Dataset rows:

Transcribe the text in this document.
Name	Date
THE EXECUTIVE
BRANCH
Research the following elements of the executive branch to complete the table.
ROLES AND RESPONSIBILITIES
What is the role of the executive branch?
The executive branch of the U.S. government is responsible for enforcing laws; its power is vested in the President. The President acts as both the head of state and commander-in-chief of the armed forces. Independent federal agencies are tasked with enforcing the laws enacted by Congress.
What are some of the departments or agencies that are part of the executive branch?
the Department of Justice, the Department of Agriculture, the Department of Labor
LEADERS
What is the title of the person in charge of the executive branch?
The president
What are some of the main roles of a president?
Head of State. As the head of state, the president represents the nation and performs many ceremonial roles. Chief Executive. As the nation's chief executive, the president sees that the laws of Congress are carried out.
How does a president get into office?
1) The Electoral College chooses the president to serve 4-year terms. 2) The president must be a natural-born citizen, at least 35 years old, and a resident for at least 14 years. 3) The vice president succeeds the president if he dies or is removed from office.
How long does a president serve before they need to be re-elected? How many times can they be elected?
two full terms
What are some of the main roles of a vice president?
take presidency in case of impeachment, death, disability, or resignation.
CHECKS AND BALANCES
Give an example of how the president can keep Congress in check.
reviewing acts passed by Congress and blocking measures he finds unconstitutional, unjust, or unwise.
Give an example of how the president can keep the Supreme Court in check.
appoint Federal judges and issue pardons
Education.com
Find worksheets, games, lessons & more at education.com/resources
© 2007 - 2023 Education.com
* * *
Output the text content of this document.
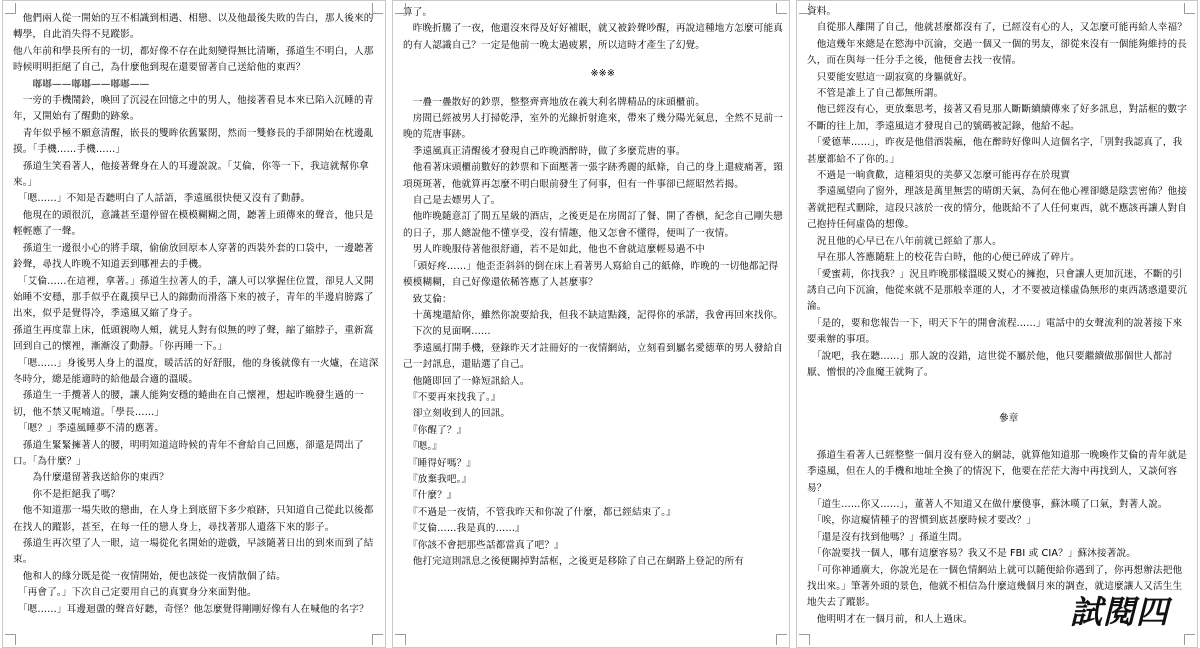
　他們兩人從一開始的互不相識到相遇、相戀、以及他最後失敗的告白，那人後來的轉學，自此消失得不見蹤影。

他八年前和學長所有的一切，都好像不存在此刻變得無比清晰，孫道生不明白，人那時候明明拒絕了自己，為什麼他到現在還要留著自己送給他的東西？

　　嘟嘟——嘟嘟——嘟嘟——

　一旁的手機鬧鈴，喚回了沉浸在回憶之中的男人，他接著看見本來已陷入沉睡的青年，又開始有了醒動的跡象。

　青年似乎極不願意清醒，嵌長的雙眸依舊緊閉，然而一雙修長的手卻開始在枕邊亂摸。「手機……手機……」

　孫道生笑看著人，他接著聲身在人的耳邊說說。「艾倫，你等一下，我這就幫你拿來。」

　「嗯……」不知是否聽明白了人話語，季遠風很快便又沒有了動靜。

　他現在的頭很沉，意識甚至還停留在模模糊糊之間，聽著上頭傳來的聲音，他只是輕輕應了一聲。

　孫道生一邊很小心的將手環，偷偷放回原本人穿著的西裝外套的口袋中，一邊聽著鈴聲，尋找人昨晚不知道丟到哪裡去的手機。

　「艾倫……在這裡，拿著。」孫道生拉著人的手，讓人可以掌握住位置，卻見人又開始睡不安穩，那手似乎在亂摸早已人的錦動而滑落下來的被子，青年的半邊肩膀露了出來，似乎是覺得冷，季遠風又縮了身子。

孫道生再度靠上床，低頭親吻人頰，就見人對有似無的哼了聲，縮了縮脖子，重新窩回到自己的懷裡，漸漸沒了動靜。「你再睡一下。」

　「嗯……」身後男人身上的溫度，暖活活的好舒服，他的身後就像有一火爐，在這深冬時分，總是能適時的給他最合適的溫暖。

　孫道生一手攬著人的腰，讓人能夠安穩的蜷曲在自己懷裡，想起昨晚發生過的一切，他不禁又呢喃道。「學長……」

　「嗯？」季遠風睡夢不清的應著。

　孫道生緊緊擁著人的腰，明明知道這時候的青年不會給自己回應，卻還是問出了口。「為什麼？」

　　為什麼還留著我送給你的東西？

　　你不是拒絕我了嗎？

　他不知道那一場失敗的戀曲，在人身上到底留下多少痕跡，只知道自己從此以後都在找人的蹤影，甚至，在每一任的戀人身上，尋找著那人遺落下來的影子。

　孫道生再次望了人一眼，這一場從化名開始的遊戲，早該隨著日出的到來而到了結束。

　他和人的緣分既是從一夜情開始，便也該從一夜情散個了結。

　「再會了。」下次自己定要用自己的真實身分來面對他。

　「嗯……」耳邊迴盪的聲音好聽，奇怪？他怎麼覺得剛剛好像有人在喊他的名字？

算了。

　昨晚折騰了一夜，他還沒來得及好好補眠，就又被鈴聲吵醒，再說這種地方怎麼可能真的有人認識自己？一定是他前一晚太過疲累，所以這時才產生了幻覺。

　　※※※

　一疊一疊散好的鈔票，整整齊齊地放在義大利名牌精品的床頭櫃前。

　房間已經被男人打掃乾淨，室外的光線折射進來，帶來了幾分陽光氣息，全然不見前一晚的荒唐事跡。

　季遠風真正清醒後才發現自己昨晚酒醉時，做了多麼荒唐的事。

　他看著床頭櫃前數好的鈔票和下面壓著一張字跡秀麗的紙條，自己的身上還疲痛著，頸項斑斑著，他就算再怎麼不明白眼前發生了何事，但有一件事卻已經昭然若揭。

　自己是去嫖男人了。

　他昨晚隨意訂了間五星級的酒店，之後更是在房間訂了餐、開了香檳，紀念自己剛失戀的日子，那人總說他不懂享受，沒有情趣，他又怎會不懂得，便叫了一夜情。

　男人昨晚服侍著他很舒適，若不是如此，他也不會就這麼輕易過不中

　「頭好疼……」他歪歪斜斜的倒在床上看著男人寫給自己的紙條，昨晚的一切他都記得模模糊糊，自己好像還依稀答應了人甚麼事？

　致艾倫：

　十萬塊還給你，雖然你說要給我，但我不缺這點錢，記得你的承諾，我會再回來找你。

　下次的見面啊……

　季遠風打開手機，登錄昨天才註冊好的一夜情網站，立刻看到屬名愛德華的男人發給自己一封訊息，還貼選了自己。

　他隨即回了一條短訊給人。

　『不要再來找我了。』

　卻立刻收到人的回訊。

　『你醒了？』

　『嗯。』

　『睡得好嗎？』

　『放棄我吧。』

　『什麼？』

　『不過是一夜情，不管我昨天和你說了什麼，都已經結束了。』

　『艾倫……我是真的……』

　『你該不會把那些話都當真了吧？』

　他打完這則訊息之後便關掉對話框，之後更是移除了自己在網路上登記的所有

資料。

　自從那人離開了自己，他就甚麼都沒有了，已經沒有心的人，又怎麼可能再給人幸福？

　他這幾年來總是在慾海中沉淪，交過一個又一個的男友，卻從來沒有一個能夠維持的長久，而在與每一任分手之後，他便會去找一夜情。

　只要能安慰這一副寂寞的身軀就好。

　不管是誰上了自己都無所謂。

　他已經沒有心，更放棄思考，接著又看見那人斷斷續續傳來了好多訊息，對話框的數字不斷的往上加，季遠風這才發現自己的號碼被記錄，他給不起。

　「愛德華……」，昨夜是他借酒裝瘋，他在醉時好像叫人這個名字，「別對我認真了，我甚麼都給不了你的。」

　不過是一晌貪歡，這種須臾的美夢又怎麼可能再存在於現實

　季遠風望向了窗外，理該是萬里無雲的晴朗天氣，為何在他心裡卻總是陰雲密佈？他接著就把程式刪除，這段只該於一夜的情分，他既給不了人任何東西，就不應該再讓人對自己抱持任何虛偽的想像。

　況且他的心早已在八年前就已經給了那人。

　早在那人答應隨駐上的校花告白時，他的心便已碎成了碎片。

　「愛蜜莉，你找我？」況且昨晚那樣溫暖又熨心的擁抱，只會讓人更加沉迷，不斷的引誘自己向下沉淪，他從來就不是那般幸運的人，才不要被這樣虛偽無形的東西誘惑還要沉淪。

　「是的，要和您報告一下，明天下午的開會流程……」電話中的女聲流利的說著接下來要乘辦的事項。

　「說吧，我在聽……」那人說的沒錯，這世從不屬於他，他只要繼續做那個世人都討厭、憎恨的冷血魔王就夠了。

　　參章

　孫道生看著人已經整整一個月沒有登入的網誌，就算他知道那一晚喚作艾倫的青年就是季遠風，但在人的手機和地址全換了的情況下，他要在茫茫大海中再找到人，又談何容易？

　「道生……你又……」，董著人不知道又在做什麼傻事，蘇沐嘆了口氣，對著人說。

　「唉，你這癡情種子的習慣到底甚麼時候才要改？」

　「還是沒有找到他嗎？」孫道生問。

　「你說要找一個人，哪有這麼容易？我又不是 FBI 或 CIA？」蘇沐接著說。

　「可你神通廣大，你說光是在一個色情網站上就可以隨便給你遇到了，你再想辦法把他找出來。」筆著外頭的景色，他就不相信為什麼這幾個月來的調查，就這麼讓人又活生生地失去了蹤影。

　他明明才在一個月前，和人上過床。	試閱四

What the exercise asks. Where a line contains the string "Congress", extract that line.

Full solution.
The executive branch of the U.S. government is responsible for enforcing laws; its power is vested in the President. The President acts as both the head of state and commander-in-chief of the armed forces. Independent federal agencies are tasked with enforcing the laws enacted by Congress.
Head of State. As the head of state, the president represents the nation and performs many ceremonial roles. Chief Executive. As the nation's chief executive, the president sees that the laws of Congress are carried out.
Give an example of how the president can keep Congress in check.
reviewing acts passed by Congress and blocking measures he finds unconstitutional, unjust, or unwise.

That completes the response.